Short task: From the listing below, extract each line containing the string "this".

begin Records for the task

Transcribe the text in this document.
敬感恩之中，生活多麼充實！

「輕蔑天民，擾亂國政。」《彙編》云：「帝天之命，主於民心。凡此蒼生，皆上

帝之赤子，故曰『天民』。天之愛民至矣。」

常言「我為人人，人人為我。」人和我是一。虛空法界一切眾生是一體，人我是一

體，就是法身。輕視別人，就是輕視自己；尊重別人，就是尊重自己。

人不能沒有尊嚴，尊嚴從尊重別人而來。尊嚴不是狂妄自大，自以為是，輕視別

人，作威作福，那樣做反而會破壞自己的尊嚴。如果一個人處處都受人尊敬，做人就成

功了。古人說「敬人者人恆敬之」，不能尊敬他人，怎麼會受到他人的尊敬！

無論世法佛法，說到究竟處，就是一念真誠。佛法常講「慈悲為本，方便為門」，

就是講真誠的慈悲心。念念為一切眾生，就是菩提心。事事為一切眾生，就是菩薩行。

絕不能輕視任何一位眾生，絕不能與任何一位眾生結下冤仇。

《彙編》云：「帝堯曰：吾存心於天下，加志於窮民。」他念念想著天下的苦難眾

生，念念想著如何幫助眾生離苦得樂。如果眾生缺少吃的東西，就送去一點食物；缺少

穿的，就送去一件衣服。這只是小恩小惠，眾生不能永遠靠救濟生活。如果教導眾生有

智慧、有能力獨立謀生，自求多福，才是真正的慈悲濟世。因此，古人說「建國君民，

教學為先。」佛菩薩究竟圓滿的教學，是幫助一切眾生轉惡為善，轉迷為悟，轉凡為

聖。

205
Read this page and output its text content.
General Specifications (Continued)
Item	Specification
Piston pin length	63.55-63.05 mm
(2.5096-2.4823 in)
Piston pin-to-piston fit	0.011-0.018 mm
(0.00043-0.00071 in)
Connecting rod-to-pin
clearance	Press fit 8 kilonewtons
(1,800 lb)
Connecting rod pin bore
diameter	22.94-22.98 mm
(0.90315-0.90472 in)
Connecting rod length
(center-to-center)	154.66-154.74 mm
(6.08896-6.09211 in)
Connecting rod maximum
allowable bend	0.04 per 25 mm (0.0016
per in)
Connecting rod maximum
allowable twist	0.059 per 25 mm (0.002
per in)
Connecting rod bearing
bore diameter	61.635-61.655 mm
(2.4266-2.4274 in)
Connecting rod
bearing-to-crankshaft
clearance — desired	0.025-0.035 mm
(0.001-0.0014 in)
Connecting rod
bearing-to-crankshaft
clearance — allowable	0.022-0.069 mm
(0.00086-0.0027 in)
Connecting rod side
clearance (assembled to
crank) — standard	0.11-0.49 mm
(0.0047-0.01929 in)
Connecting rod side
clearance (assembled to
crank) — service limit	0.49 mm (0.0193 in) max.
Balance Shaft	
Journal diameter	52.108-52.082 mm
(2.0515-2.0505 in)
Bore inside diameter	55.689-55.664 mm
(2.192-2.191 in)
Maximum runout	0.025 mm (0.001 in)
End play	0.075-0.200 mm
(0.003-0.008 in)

end Records for the task

Right answer:
Transcribe the text in this document.
Read this page and output its text content.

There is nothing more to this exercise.